Locate each line of the material that contains "поручение", then return it.

────────────────

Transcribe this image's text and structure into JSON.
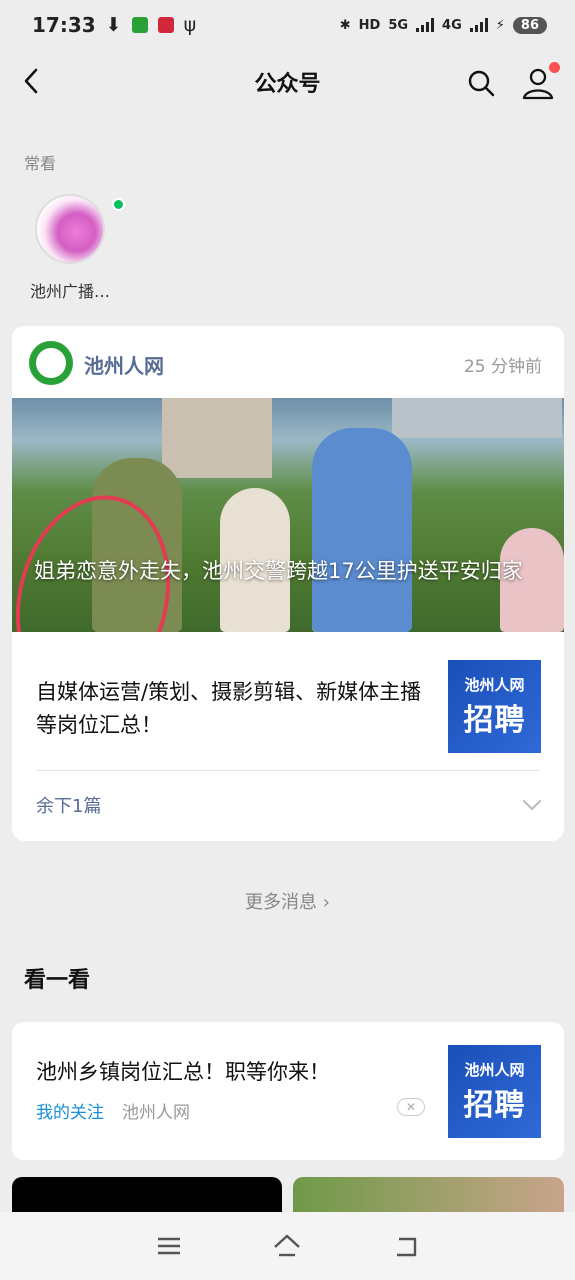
{
  "status_bar": {
    "time": "17:33",
    "network_hd": "HD",
    "network_5g": "5G",
    "network_4g": "4G",
    "battery": "86"
  },
  "nav": {
    "title": "公众号",
    "back_icon": "chevron-left-icon",
    "search_icon": "search-icon",
    "profile_icon": "profile-icon"
  },
  "frequent": {
    "label": "常看",
    "items": [
      {
        "name": "池州广播…"
      }
    ]
  },
  "feed_card": {
    "account": "池州人网",
    "time": "25 分钟前",
    "cover_title": "姐弟恋意外走失，池州交警跨越17公里护送平安归家",
    "article_title": "自媒体运营/策划、摄影剪辑、新媒体主播  等岗位汇总！",
    "thumb_line1": "池州人网",
    "thumb_line2": "招聘",
    "remaining": "余下1篇"
  },
  "more_messages": "更多消息",
  "look_section": {
    "heading": "看一看",
    "item": {
      "title": "池州乡镇岗位汇总！职等你来！",
      "tag": "我的关注",
      "source": "池州人网",
      "thumb_line1": "池州人网",
      "thumb_line2": "招聘"
    }
  },
  "colors": {
    "link": "#576b95",
    "accent_red": "#fa5151",
    "online_green": "#07c160",
    "thumb_blue": "#1a4fb8"
  }
}
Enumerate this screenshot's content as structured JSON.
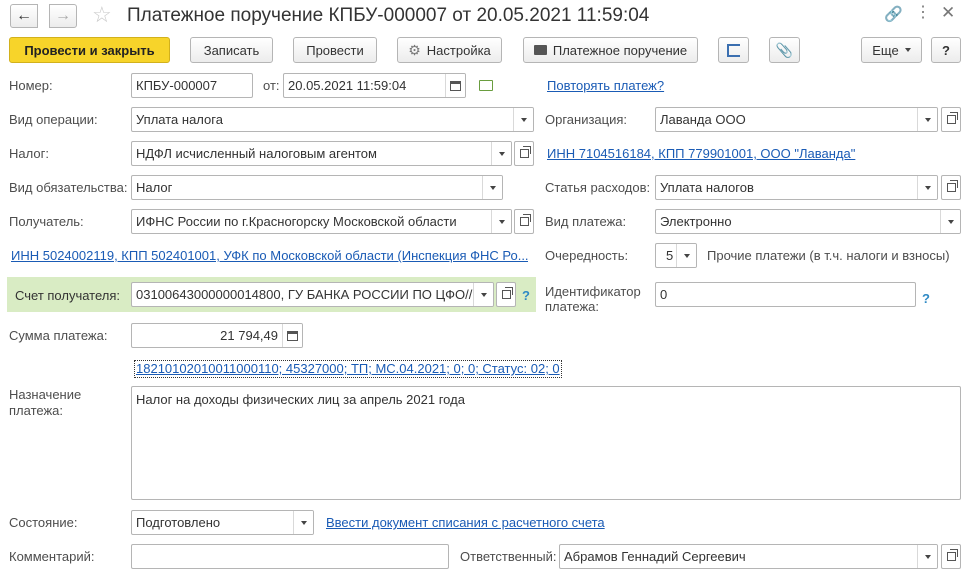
{
  "window": {
    "title": "Платежное поручение КПБУ-000007 от 20.05.2021 11:59:04"
  },
  "toolbar": {
    "post_close": "Провести и закрыть",
    "write": "Записать",
    "post": "Провести",
    "settings": "Настройка",
    "print": "Платежное поручение",
    "more": "Еще",
    "help": "?"
  },
  "form": {
    "number_label": "Номер:",
    "number_value": "КПБУ-000007",
    "date_label": "от:",
    "date_value": "20.05.2021 11:59:04",
    "repeat_link": "Повторять платеж?",
    "operation_label": "Вид операции:",
    "operation_value": "Уплата налога",
    "org_label": "Организация:",
    "org_value": "Лаванда ООО",
    "tax_label": "Налог:",
    "tax_value": "НДФЛ исчисленный налоговым агентом",
    "org_inn_link": "ИНН 7104516184, КПП 779901001, ООО \"Лаванда\"",
    "obligation_label": "Вид обязательства:",
    "obligation_value": "Налог",
    "expense_label": "Статья расходов:",
    "expense_value": "Уплата налогов",
    "recipient_label": "Получатель:",
    "recipient_value": "ИФНС России по г.Красногорску Московской области",
    "payment_type_label": "Вид платежа:",
    "payment_type_value": "Электронно",
    "recipient_inn_link": "ИНН 5024002119, КПП 502401001, УФК по Московской области (Инспекция ФНС Ро...",
    "priority_label": "Очередность:",
    "priority_value": "5",
    "priority_desc": "Прочие платежи (в т.ч. налоги и взносы)",
    "account_label": "Счет получателя:",
    "account_value": "03100643000000014800, ГУ БАНКА РОССИИ ПО ЦФО//",
    "payment_id_label": "Идентификатор платежа:",
    "payment_id_value": "0",
    "amount_label": "Сумма платежа:",
    "amount_value": "21 794,49",
    "details_link": "18210102010011000110; 45327000; ТП; МС.04.2021; 0; 0; Статус: 02; 0",
    "purpose_label": "Назначение платежа:",
    "purpose_value": "Налог на доходы физических лиц за апрель 2021 года",
    "status_label": "Состояние:",
    "status_value": "Подготовлено",
    "writeoff_link": "Ввести документ списания с расчетного счета",
    "comment_label": "Комментарий:",
    "comment_value": "",
    "responsible_label": "Ответственный:",
    "responsible_value": "Абрамов Геннадий Сергеевич"
  },
  "colors": {
    "primary_button": "#f7d42a",
    "link": "#1a5bb5",
    "highlight_row": "#d9ecc4"
  }
}
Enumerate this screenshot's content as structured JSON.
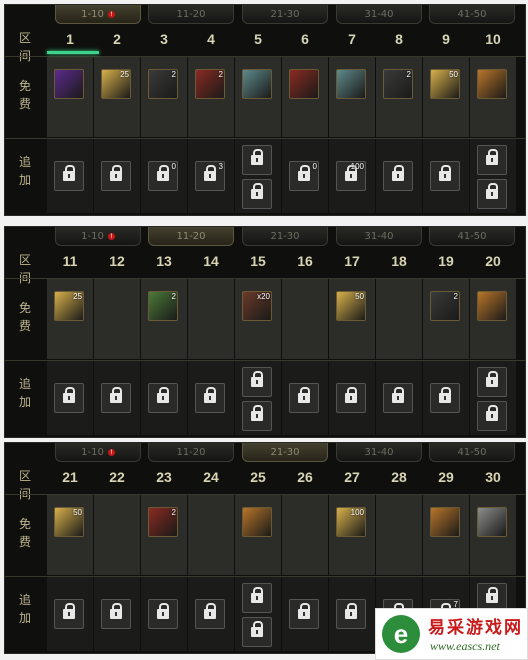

────────────────

▶ _ANSWER IN FULL_:
    "title": "Платежное поручение КПБУ-000007 от 20.05.2021 11:59:04"
    "print": "Платежное поручение",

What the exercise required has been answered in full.